### Exercise directions
Copy each line that contains the word "case".
-- begin --
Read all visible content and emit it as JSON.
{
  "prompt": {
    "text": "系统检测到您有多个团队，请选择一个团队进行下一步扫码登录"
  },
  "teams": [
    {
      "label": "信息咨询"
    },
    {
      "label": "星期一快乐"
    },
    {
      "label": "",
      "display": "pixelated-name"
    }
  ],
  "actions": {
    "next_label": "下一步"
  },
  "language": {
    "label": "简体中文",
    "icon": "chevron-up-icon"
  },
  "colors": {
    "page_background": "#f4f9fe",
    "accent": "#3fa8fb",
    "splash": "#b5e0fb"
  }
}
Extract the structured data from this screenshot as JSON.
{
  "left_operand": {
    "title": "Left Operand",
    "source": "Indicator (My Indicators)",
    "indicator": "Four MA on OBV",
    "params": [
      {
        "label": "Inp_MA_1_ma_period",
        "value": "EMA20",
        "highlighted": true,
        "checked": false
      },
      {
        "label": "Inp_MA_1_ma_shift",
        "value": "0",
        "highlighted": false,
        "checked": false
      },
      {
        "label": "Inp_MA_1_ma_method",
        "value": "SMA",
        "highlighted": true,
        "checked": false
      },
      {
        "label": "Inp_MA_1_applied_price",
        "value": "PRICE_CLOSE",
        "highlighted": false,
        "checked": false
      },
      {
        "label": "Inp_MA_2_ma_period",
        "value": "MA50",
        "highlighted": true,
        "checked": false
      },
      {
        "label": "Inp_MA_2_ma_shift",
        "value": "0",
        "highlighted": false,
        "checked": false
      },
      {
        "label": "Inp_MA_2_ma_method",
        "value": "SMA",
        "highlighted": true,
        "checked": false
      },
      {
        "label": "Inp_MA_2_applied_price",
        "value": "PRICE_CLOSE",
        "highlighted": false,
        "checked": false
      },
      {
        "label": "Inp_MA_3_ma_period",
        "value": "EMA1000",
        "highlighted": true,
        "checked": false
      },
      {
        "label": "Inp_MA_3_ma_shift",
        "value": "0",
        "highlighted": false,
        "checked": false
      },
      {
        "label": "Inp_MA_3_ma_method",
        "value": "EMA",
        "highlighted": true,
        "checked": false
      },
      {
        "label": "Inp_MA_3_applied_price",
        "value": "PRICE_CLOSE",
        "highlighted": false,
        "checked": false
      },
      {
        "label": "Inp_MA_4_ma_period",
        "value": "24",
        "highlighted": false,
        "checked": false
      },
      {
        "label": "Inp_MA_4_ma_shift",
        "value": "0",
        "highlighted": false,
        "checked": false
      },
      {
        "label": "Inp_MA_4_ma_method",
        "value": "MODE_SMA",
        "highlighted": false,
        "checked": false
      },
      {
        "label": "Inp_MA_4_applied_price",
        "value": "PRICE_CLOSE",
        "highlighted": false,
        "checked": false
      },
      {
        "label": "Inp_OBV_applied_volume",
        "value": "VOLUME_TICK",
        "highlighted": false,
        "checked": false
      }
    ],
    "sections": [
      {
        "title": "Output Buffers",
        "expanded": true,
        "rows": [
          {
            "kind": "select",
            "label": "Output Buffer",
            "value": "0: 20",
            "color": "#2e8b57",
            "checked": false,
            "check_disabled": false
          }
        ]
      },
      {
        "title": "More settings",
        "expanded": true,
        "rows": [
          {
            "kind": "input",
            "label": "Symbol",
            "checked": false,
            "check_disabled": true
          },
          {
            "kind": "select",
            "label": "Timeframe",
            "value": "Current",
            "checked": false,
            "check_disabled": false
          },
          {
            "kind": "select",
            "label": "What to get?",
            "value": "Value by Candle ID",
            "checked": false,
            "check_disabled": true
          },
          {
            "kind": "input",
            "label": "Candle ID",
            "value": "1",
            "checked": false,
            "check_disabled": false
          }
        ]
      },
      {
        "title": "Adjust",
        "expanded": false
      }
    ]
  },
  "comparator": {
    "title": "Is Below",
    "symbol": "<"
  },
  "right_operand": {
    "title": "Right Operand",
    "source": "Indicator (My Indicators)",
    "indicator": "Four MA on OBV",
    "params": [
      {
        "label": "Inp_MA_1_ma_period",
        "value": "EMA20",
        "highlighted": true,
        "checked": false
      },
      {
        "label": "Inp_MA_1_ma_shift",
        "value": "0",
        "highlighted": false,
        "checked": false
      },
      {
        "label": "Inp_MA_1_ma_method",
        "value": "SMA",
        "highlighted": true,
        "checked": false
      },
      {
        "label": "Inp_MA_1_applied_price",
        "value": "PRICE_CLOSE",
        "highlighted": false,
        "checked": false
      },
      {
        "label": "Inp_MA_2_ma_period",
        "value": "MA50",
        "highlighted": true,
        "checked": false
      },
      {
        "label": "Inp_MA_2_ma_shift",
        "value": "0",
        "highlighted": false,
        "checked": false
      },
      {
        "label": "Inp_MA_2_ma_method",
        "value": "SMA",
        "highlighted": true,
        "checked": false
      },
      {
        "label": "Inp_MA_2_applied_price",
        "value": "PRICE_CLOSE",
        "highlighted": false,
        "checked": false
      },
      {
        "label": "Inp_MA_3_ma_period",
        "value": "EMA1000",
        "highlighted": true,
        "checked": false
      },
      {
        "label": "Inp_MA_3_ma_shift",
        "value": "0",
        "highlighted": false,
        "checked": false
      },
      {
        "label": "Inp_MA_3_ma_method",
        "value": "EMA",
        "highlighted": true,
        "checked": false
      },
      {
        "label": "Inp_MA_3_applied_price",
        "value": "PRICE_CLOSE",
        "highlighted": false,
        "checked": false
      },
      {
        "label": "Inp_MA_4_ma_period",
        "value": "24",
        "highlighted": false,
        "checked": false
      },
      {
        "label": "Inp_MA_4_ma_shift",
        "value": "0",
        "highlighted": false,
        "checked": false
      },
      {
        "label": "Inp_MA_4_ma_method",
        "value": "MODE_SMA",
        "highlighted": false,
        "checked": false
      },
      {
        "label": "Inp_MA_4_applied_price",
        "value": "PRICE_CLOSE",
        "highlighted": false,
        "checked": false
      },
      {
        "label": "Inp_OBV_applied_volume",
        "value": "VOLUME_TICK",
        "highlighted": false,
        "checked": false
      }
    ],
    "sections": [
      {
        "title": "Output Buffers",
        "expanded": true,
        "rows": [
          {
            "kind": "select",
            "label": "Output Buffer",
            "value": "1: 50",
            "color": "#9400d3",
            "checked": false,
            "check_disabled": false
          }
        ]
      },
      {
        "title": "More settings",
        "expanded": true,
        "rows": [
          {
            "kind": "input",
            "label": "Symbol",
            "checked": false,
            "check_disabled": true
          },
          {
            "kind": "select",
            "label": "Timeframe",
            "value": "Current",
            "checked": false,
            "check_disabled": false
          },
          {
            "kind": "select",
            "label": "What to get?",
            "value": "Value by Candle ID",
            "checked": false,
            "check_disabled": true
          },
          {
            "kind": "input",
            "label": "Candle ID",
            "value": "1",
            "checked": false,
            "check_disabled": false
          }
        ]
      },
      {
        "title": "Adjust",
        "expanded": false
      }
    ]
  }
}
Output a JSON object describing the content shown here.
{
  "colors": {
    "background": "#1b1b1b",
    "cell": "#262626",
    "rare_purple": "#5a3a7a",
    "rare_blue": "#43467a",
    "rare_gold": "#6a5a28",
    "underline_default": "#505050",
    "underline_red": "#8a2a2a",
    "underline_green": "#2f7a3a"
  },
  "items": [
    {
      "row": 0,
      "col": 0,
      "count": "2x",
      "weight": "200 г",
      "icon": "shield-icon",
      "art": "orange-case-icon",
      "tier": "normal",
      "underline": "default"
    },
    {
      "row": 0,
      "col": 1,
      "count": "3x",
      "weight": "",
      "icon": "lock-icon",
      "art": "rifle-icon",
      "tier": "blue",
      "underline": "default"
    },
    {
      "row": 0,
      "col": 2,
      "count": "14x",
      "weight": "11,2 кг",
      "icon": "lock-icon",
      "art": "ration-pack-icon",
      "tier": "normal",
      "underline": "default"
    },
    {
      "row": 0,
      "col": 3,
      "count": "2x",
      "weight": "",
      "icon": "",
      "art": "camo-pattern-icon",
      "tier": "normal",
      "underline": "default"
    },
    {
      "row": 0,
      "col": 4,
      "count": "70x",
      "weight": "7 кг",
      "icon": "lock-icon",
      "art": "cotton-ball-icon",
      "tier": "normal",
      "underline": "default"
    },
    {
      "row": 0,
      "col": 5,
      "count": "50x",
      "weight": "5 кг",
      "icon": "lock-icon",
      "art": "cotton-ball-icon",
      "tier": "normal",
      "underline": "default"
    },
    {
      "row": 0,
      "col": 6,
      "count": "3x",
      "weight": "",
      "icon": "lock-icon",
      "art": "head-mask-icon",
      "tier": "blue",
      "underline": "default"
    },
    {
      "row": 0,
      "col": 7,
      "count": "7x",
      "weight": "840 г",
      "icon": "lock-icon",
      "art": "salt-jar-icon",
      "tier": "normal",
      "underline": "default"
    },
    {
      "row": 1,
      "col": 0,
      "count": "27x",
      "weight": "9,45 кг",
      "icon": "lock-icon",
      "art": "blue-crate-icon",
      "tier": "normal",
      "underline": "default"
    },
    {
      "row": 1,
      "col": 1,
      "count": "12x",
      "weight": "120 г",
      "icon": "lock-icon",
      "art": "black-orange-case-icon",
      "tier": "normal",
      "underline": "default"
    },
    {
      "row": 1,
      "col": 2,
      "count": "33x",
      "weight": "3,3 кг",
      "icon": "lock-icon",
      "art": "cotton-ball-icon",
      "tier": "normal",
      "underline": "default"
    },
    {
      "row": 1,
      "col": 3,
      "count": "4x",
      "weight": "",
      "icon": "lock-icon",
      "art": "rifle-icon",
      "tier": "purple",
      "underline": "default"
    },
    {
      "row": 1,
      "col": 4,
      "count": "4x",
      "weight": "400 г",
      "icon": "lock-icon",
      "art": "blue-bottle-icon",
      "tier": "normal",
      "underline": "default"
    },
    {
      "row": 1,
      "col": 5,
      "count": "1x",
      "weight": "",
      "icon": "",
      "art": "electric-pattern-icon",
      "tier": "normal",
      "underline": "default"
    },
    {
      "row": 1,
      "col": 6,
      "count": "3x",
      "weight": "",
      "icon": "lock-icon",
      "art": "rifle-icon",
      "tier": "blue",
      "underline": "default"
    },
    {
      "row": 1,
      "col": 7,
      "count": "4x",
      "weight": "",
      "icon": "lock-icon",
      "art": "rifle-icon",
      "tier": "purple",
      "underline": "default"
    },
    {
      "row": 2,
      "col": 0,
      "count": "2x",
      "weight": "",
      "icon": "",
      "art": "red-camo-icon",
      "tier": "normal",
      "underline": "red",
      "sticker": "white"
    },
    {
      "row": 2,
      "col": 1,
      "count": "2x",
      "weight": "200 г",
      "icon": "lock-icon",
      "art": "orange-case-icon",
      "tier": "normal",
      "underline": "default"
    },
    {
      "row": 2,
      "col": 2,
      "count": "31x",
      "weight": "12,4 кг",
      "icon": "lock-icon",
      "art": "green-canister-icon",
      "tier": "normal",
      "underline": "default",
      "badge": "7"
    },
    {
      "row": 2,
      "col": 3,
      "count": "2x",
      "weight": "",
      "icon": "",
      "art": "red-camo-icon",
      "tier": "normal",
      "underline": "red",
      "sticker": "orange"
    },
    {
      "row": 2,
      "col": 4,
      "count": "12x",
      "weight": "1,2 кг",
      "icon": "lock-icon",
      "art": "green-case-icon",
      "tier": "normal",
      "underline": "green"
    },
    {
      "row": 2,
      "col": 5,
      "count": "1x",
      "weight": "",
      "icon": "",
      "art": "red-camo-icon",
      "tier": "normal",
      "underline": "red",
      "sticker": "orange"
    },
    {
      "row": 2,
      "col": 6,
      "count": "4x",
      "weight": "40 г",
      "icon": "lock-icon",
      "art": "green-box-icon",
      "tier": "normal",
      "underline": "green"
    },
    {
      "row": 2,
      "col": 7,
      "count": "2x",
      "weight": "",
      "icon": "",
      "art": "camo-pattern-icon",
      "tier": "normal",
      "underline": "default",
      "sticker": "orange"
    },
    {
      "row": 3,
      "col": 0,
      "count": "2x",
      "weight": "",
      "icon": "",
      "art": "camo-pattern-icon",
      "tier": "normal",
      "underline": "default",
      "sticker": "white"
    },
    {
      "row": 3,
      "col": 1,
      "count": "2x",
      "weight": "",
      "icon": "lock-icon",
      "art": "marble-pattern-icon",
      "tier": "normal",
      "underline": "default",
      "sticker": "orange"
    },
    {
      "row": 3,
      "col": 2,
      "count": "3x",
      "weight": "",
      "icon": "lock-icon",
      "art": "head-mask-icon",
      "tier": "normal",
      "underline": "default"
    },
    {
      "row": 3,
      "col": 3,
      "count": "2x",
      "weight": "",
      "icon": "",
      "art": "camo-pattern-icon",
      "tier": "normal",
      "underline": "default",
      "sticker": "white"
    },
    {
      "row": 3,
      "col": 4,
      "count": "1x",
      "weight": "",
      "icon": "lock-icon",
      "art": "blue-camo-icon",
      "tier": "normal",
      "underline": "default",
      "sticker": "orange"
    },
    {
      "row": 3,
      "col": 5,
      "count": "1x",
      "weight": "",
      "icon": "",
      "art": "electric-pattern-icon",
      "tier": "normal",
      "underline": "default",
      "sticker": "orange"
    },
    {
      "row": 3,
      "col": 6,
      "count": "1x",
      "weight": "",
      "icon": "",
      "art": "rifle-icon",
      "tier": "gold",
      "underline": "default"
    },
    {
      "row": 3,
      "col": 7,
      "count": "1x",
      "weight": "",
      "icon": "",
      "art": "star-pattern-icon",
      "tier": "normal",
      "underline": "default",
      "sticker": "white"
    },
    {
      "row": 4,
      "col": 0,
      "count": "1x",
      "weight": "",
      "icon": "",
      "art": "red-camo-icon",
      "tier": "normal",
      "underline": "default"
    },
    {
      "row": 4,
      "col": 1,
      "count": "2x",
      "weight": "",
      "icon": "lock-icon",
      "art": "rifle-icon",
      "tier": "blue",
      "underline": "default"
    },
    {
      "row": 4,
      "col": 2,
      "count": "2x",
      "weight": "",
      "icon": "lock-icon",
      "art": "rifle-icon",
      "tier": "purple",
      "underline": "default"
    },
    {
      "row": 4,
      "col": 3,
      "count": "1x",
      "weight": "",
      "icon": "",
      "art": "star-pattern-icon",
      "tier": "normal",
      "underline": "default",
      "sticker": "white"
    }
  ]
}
-- end --
### Full output
      "art": "orange-case-icon",
      "art": "black-orange-case-icon",
      "art": "orange-case-icon",
      "art": "green-case-icon",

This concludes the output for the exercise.